Reproduce literalmente la parte del material que empieza en la línea que contiene "svg-text:13h: 13h [539, 673, 563, 688]" y termina al final del material, incluidos ambos extremos.

[Material disponible]

^^^^

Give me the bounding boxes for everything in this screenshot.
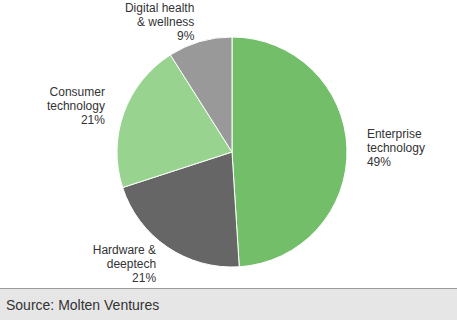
svg-text:Consumertechnology21%: Consumertechnology21% <box>47 85 105 127</box>
svg-text:Hardware &deeptech21%: Hardware &deeptech21% <box>93 243 157 285</box>
svg-text:Digital health& wellness9%: Digital health& wellness9% <box>125 1 195 43</box>
html-text:Source: Molten Ventures: Source: Molten Ventures <box>6 296 160 313</box>
svg-text:Enterprisetechnology49%: Enterprisetechnology49% <box>367 127 425 169</box>
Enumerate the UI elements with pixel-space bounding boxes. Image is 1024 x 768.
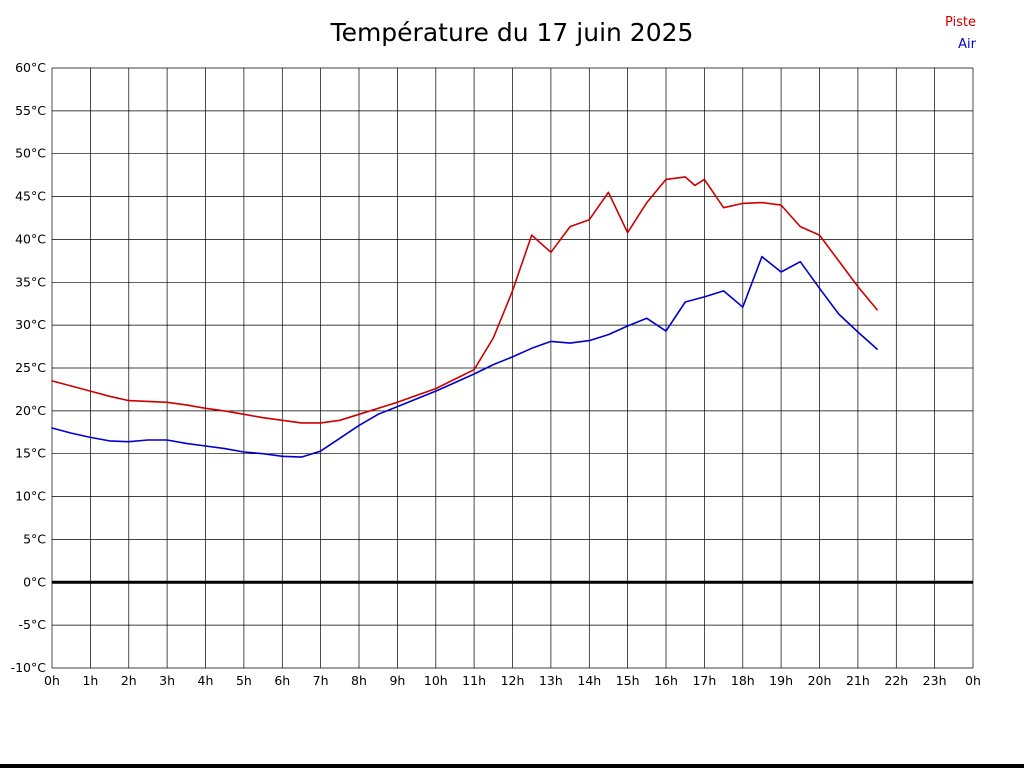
svg-text:13h: 13h [539, 673, 563, 688]
svg-text:23h: 23h [923, 673, 947, 688]
svg-text:6h: 6h [274, 673, 290, 688]
svg-text:14h: 14h [577, 673, 601, 688]
svg-text:5h: 5h [236, 673, 252, 688]
svg-text:25°C: 25°C [15, 360, 46, 375]
bottom-border [0, 764, 1024, 768]
svg-text:3h: 3h [159, 673, 175, 688]
svg-text:-5°C: -5°C [19, 617, 47, 632]
svg-text:18h: 18h [731, 673, 755, 688]
svg-text:50°C: 50°C [15, 146, 46, 161]
chart-title: Température du 17 juin 2025 [330, 18, 694, 47]
svg-text:15h: 15h [616, 673, 640, 688]
svg-text:9h: 9h [389, 673, 405, 688]
svg-text:4h: 4h [198, 673, 214, 688]
svg-text:10°C: 10°C [15, 489, 46, 504]
svg-text:20°C: 20°C [15, 403, 46, 418]
svg-text:0h: 0h [44, 673, 60, 688]
svg-text:0°C: 0°C [23, 574, 46, 589]
svg-text:0h: 0h [965, 673, 981, 688]
svg-text:21h: 21h [846, 673, 870, 688]
svg-text:55°C: 55°C [15, 103, 46, 118]
svg-text:7h: 7h [313, 673, 329, 688]
chart-legend: Piste Air [945, 12, 976, 56]
svg-text:10h: 10h [424, 673, 448, 688]
legend-air-label: Air [958, 37, 976, 52]
svg-text:60°C: 60°C [15, 60, 46, 75]
svg-text:12h: 12h [501, 673, 525, 688]
legend-piste-label: Piste [944, 15, 976, 30]
svg-text:5°C: 5°C [23, 531, 46, 546]
svg-text:2h: 2h [121, 673, 137, 688]
svg-text:11h: 11h [462, 673, 486, 688]
svg-text:-10°C: -10°C [11, 660, 47, 675]
svg-text:40°C: 40°C [15, 231, 46, 246]
svg-text:22h: 22h [884, 673, 908, 688]
svg-text:16h: 16h [654, 673, 678, 688]
svg-text:19h: 19h [769, 673, 793, 688]
svg-text:45°C: 45°C [15, 189, 46, 204]
svg-text:8h: 8h [351, 673, 367, 688]
svg-text:17h: 17h [692, 673, 716, 688]
svg-text:35°C: 35°C [15, 274, 46, 289]
svg-text:20h: 20h [808, 673, 832, 688]
svg-text:15°C: 15°C [15, 446, 46, 461]
svg-text:30°C: 30°C [15, 317, 46, 332]
svg-text:1h: 1h [82, 673, 98, 688]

^^^^

[Solución]
svg-text:13h: 13h [539, 673, 563, 688]
svg-text:23h: 23h [923, 673, 947, 688]
svg-text:6h: 6h [274, 673, 290, 688]
svg-text:14h: 14h [577, 673, 601, 688]
svg-text:5h: 5h [236, 673, 252, 688]
svg-text:25°C: 25°C [15, 360, 46, 375]
bottom-border [0, 764, 1024, 768]
svg-text:3h: 3h [159, 673, 175, 688]
svg-text:-5°C: -5°C [19, 617, 47, 632]
svg-text:18h: 18h [731, 673, 755, 688]
svg-text:50°C: 50°C [15, 146, 46, 161]
chart-title: Température du 17 juin 2025 [330, 18, 694, 47]
svg-text:15h: 15h [616, 673, 640, 688]
svg-text:9h: 9h [389, 673, 405, 688]
svg-text:4h: 4h [198, 673, 214, 688]
svg-text:10°C: 10°C [15, 489, 46, 504]
svg-text:20°C: 20°C [15, 403, 46, 418]
svg-text:0h: 0h [44, 673, 60, 688]
svg-text:0°C: 0°C [23, 574, 46, 589]
svg-text:0h: 0h [965, 673, 981, 688]
svg-text:21h: 21h [846, 673, 870, 688]
svg-text:55°C: 55°C [15, 103, 46, 118]
svg-text:7h: 7h [313, 673, 329, 688]
chart-legend: Piste Air [945, 12, 976, 56]
svg-text:10h: 10h [424, 673, 448, 688]
legend-air-label: Air [958, 37, 976, 52]
svg-text:60°C: 60°C [15, 60, 46, 75]
svg-text:12h: 12h [501, 673, 525, 688]
legend-piste-label: Piste [944, 15, 976, 30]
svg-text:5°C: 5°C [23, 531, 46, 546]
svg-text:2h: 2h [121, 673, 137, 688]
svg-text:11h: 11h [462, 673, 486, 688]
svg-text:-10°C: -10°C [11, 660, 47, 675]
svg-text:40°C: 40°C [15, 231, 46, 246]
svg-text:22h: 22h [884, 673, 908, 688]
svg-text:16h: 16h [654, 673, 678, 688]
svg-text:19h: 19h [769, 673, 793, 688]
svg-text:45°C: 45°C [15, 189, 46, 204]
svg-text:8h: 8h [351, 673, 367, 688]
svg-text:17h: 17h [692, 673, 716, 688]
svg-text:35°C: 35°C [15, 274, 46, 289]
svg-text:20h: 20h [808, 673, 832, 688]
svg-text:15°C: 15°C [15, 446, 46, 461]
svg-text:30°C: 30°C [15, 317, 46, 332]
svg-text:1h: 1h [82, 673, 98, 688]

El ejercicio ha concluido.